INPUT DATA:
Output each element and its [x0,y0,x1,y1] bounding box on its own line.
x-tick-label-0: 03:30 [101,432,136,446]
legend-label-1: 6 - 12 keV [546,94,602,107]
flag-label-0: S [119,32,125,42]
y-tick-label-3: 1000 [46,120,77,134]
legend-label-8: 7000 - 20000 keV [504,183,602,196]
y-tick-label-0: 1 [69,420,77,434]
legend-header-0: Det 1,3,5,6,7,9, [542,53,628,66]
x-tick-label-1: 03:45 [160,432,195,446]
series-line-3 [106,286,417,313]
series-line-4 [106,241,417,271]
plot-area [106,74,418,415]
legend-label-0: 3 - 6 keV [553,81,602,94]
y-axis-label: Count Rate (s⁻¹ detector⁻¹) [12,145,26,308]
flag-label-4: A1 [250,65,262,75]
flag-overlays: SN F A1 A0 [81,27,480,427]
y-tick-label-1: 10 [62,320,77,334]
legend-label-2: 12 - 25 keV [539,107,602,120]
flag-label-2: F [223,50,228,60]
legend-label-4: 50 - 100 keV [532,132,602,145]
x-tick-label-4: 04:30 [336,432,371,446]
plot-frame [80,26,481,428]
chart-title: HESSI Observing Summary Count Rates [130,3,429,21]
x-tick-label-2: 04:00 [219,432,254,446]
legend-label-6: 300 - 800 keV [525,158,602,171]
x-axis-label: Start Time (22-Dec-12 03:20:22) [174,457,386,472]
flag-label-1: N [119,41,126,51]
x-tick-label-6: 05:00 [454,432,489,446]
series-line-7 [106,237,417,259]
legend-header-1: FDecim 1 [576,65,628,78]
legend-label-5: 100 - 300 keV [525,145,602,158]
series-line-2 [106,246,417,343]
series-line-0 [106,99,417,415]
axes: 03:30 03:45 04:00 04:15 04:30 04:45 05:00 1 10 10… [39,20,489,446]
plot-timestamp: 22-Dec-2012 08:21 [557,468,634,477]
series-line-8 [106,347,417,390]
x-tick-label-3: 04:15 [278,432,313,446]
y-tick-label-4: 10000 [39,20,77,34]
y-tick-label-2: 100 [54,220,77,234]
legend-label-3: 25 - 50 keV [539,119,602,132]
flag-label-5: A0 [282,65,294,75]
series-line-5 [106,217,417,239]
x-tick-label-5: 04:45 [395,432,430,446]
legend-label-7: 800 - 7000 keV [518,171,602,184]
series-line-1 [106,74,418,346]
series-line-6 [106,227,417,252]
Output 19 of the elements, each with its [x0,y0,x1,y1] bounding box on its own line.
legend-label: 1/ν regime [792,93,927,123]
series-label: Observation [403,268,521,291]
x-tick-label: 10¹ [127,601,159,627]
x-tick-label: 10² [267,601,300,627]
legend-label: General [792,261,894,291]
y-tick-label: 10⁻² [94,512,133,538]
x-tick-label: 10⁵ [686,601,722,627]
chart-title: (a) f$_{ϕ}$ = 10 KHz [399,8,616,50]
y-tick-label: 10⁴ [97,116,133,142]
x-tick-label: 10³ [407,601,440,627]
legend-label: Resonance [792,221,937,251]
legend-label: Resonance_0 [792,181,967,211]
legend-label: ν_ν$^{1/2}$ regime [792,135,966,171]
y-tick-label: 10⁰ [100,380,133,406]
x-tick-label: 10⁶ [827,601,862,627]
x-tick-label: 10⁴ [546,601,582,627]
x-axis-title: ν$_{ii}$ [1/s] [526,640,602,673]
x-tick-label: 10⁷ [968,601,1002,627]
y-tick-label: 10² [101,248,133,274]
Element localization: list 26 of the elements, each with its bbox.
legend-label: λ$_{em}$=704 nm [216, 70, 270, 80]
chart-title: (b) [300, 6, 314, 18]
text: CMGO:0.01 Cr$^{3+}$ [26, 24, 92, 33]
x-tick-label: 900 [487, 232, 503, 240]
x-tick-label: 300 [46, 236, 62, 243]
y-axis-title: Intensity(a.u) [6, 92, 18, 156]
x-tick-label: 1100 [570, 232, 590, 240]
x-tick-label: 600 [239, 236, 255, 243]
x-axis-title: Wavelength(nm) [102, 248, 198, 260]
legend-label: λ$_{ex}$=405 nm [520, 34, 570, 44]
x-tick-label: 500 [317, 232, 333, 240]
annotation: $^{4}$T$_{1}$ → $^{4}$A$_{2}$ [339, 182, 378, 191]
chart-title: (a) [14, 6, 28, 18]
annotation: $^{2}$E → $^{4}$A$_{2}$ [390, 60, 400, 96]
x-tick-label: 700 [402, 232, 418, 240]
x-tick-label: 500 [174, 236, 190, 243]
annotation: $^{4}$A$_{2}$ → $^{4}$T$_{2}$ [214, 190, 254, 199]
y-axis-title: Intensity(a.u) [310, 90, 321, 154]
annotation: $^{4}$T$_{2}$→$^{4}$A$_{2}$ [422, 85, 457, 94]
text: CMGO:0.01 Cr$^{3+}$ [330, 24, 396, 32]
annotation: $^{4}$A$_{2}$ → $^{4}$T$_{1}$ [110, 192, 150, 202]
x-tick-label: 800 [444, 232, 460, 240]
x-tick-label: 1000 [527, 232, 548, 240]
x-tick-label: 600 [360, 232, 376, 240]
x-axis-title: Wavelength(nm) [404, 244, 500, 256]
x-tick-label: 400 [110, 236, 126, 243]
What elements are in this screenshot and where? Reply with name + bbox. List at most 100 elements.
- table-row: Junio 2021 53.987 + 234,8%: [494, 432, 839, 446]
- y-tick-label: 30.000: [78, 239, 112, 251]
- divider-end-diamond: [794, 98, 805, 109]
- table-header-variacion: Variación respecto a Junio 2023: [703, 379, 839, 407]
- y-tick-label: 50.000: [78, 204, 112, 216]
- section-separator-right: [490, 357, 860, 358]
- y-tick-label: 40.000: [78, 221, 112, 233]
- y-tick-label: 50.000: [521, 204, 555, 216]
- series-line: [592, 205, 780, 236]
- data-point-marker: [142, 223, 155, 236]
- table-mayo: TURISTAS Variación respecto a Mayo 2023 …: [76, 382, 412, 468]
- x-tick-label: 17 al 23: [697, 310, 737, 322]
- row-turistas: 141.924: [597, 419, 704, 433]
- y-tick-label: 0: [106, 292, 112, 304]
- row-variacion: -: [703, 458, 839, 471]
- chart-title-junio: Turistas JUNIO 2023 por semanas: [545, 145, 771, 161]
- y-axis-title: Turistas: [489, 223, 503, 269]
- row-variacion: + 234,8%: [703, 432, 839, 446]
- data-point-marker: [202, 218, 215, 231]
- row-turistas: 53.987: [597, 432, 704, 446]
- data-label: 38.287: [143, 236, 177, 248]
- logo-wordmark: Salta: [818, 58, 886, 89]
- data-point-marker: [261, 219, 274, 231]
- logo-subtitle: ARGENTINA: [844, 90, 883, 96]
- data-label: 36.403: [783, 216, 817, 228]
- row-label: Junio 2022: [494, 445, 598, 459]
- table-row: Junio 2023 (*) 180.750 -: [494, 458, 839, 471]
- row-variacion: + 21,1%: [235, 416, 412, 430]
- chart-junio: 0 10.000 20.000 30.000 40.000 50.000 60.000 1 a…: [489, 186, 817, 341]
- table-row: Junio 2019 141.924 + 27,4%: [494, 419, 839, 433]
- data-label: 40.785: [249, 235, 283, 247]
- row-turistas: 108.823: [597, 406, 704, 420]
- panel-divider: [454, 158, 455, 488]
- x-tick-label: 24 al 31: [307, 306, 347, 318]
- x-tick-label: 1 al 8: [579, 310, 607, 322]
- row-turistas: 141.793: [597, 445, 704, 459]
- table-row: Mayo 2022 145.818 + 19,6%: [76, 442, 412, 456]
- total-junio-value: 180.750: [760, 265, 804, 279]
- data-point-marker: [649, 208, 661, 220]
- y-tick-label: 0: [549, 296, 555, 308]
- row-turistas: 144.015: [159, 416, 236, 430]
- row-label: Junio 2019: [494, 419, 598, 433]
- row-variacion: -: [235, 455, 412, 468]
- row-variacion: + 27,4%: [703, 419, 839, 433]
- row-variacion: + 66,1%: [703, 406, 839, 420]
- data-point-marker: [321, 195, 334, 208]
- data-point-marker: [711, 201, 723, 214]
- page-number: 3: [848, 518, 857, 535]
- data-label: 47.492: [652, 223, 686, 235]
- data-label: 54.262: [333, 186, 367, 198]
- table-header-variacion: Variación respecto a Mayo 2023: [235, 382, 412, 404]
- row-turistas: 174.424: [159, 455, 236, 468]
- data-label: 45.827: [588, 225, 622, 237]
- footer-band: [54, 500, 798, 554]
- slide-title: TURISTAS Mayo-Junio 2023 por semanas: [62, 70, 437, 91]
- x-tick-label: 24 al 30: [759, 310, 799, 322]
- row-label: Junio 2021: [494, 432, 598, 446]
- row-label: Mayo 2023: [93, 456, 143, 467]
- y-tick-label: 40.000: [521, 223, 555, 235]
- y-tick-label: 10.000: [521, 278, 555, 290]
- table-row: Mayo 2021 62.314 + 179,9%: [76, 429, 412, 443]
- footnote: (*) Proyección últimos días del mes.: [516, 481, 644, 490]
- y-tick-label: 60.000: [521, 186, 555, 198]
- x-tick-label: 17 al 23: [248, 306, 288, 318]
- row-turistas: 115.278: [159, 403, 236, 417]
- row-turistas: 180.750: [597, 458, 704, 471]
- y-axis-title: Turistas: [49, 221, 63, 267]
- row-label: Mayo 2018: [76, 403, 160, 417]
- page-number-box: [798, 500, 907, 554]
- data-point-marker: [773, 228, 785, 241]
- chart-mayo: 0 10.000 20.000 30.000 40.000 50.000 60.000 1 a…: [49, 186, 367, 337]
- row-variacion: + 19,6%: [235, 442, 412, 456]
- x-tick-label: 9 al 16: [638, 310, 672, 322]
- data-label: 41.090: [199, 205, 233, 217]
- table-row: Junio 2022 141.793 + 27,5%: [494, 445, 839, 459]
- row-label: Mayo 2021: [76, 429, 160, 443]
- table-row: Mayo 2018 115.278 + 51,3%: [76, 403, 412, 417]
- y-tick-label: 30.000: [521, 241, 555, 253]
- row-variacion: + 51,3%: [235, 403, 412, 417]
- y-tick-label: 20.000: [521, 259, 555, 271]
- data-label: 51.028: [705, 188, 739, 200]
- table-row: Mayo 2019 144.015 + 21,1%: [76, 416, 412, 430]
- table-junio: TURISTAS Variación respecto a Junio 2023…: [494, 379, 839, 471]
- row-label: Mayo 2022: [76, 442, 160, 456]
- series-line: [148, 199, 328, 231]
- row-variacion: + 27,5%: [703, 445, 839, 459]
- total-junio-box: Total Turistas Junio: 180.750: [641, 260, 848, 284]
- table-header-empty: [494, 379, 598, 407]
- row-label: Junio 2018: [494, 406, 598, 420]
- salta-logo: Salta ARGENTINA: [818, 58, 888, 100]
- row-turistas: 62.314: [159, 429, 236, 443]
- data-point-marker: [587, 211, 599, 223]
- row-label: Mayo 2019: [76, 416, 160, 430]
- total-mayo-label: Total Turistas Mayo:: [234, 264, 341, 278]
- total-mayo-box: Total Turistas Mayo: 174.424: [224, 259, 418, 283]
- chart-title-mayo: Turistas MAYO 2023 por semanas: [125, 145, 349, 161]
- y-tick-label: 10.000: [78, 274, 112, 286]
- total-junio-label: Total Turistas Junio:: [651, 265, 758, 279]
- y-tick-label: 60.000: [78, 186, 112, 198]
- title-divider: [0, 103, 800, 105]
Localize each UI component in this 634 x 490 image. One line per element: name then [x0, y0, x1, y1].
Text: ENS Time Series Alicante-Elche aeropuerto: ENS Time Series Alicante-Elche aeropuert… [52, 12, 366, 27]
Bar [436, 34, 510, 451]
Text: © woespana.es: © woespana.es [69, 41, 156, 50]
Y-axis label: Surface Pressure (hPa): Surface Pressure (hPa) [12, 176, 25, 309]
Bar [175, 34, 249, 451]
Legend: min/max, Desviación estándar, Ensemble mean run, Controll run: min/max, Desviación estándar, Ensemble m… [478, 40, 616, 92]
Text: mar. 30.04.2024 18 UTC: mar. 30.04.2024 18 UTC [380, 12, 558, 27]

YOUR OBJECTIVE: Rewrite the items starting at the very beginning and ending at the line containing "plot-area [106,74,418,415]", changing every "keV" to "kiloelectronvolts" and leaving all else unchanged.

SOLVED PROBLEM:
Output each element and its [x0,y0,x1,y1] bounding box on its own line.
x-tick-label-0: 03:30 [101,432,136,446]
legend-label-1: 6 - 12 kiloelectronvolts [546,94,602,107]
flag-label-0: S [119,32,125,42]
y-tick-label-3: 1000 [46,120,77,134]
legend-label-8: 7000 - 20000 kiloelectronvolts [504,183,602,196]
y-tick-label-0: 1 [69,420,77,434]
legend-header-0: Det 1,3,5,6,7,9, [542,53,628,66]
x-tick-label-1: 03:45 [160,432,195,446]
series-line-3 [106,286,417,313]
series-line-4 [106,241,417,271]
plot-area [106,74,418,415]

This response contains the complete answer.